Aim | Output every line exactly as written. Leave out pictures.

________________________

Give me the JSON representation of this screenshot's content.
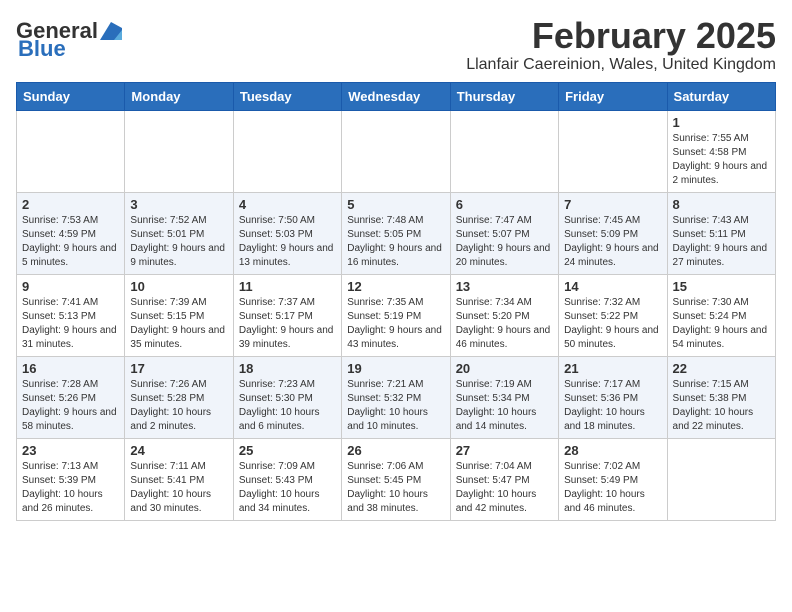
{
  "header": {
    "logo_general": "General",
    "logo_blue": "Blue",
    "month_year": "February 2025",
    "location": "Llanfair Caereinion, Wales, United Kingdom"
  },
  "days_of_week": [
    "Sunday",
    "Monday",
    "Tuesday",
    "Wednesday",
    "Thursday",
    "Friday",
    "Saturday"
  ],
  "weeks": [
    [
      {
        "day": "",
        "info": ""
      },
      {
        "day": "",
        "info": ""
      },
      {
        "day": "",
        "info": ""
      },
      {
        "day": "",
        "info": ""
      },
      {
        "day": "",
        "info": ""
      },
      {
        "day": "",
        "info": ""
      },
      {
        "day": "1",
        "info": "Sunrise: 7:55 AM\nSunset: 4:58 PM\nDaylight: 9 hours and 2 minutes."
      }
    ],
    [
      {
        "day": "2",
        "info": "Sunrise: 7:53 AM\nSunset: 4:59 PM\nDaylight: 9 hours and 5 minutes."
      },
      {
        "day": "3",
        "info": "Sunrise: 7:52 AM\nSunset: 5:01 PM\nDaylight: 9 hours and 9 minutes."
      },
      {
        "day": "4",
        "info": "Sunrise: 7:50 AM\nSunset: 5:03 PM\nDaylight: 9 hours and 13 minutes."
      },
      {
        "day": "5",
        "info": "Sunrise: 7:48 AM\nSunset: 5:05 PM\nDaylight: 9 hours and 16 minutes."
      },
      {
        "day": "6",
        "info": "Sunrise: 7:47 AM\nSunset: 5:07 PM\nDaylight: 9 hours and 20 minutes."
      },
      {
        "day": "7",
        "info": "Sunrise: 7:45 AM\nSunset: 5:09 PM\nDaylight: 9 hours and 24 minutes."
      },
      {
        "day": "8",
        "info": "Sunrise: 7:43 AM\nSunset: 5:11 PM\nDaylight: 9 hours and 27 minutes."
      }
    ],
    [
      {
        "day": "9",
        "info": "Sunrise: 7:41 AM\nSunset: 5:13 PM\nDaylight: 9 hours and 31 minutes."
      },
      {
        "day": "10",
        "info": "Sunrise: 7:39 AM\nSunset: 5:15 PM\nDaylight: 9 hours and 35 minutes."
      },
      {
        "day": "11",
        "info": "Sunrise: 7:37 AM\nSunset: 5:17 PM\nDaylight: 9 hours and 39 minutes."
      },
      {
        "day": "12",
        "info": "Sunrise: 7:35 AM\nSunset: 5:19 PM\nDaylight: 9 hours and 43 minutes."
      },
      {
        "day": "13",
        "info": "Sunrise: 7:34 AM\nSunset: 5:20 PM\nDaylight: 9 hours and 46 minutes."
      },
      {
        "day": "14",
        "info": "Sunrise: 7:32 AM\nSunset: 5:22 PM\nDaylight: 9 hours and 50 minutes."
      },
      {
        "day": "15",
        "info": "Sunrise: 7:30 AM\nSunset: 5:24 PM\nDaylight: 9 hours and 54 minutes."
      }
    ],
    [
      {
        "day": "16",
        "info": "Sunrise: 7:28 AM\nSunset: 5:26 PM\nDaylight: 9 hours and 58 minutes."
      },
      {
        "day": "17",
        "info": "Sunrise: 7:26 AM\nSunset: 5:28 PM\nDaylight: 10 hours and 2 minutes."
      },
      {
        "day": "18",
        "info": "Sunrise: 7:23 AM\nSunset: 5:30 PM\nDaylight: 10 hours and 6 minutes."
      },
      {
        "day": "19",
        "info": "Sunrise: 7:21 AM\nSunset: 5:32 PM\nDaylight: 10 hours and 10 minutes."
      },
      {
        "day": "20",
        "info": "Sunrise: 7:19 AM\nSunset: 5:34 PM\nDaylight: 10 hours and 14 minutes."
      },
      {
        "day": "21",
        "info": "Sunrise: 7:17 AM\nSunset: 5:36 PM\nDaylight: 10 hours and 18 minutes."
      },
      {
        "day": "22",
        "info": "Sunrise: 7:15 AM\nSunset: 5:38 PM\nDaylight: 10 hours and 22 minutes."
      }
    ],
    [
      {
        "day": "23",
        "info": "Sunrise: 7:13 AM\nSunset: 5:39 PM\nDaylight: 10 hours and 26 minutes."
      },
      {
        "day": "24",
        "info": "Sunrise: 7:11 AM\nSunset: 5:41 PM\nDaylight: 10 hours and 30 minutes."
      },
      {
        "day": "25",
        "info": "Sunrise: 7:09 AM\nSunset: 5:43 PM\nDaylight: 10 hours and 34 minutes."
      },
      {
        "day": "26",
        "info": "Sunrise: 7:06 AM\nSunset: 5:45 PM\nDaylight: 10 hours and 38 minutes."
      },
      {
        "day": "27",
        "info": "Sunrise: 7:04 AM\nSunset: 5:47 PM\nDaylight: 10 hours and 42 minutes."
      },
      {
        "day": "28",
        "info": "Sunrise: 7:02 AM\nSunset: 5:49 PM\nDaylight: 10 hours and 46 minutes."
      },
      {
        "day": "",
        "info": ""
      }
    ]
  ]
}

________________________

Task solution |
Give me the JSON representation of this screenshot's content.
{
  "header": {
    "logo_general": "General",
    "logo_blue": "Blue",
    "month_year": "February 2025",
    "location": "Llanfair Caereinion, Wales, United Kingdom"
  },
  "days_of_week": [
    "Sunday",
    "Monday",
    "Tuesday",
    "Wednesday",
    "Thursday",
    "Friday",
    "Saturday"
  ],
  "weeks": [
    [
      {
        "day": "",
        "info": ""
      },
      {
        "day": "",
        "info": ""
      },
      {
        "day": "",
        "info": ""
      },
      {
        "day": "",
        "info": ""
      },
      {
        "day": "",
        "info": ""
      },
      {
        "day": "",
        "info": ""
      },
      {
        "day": "1",
        "info": "Sunrise: 7:55 AM\nSunset: 4:58 PM\nDaylight: 9 hours and 2 minutes."
      }
    ],
    [
      {
        "day": "2",
        "info": "Sunrise: 7:53 AM\nSunset: 4:59 PM\nDaylight: 9 hours and 5 minutes."
      },
      {
        "day": "3",
        "info": "Sunrise: 7:52 AM\nSunset: 5:01 PM\nDaylight: 9 hours and 9 minutes."
      },
      {
        "day": "4",
        "info": "Sunrise: 7:50 AM\nSunset: 5:03 PM\nDaylight: 9 hours and 13 minutes."
      },
      {
        "day": "5",
        "info": "Sunrise: 7:48 AM\nSunset: 5:05 PM\nDaylight: 9 hours and 16 minutes."
      },
      {
        "day": "6",
        "info": "Sunrise: 7:47 AM\nSunset: 5:07 PM\nDaylight: 9 hours and 20 minutes."
      },
      {
        "day": "7",
        "info": "Sunrise: 7:45 AM\nSunset: 5:09 PM\nDaylight: 9 hours and 24 minutes."
      },
      {
        "day": "8",
        "info": "Sunrise: 7:43 AM\nSunset: 5:11 PM\nDaylight: 9 hours and 27 minutes."
      }
    ],
    [
      {
        "day": "9",
        "info": "Sunrise: 7:41 AM\nSunset: 5:13 PM\nDaylight: 9 hours and 31 minutes."
      },
      {
        "day": "10",
        "info": "Sunrise: 7:39 AM\nSunset: 5:15 PM\nDaylight: 9 hours and 35 minutes."
      },
      {
        "day": "11",
        "info": "Sunrise: 7:37 AM\nSunset: 5:17 PM\nDaylight: 9 hours and 39 minutes."
      },
      {
        "day": "12",
        "info": "Sunrise: 7:35 AM\nSunset: 5:19 PM\nDaylight: 9 hours and 43 minutes."
      },
      {
        "day": "13",
        "info": "Sunrise: 7:34 AM\nSunset: 5:20 PM\nDaylight: 9 hours and 46 minutes."
      },
      {
        "day": "14",
        "info": "Sunrise: 7:32 AM\nSunset: 5:22 PM\nDaylight: 9 hours and 50 minutes."
      },
      {
        "day": "15",
        "info": "Sunrise: 7:30 AM\nSunset: 5:24 PM\nDaylight: 9 hours and 54 minutes."
      }
    ],
    [
      {
        "day": "16",
        "info": "Sunrise: 7:28 AM\nSunset: 5:26 PM\nDaylight: 9 hours and 58 minutes."
      },
      {
        "day": "17",
        "info": "Sunrise: 7:26 AM\nSunset: 5:28 PM\nDaylight: 10 hours and 2 minutes."
      },
      {
        "day": "18",
        "info": "Sunrise: 7:23 AM\nSunset: 5:30 PM\nDaylight: 10 hours and 6 minutes."
      },
      {
        "day": "19",
        "info": "Sunrise: 7:21 AM\nSunset: 5:32 PM\nDaylight: 10 hours and 10 minutes."
      },
      {
        "day": "20",
        "info": "Sunrise: 7:19 AM\nSunset: 5:34 PM\nDaylight: 10 hours and 14 minutes."
      },
      {
        "day": "21",
        "info": "Sunrise: 7:17 AM\nSunset: 5:36 PM\nDaylight: 10 hours and 18 minutes."
      },
      {
        "day": "22",
        "info": "Sunrise: 7:15 AM\nSunset: 5:38 PM\nDaylight: 10 hours and 22 minutes."
      }
    ],
    [
      {
        "day": "23",
        "info": "Sunrise: 7:13 AM\nSunset: 5:39 PM\nDaylight: 10 hours and 26 minutes."
      },
      {
        "day": "24",
        "info": "Sunrise: 7:11 AM\nSunset: 5:41 PM\nDaylight: 10 hours and 30 minutes."
      },
      {
        "day": "25",
        "info": "Sunrise: 7:09 AM\nSunset: 5:43 PM\nDaylight: 10 hours and 34 minutes."
      },
      {
        "day": "26",
        "info": "Sunrise: 7:06 AM\nSunset: 5:45 PM\nDaylight: 10 hours and 38 minutes."
      },
      {
        "day": "27",
        "info": "Sunrise: 7:04 AM\nSunset: 5:47 PM\nDaylight: 10 hours and 42 minutes."
      },
      {
        "day": "28",
        "info": "Sunrise: 7:02 AM\nSunset: 5:49 PM\nDaylight: 10 hours and 46 minutes."
      },
      {
        "day": "",
        "info": ""
      }
    ]
  ]
}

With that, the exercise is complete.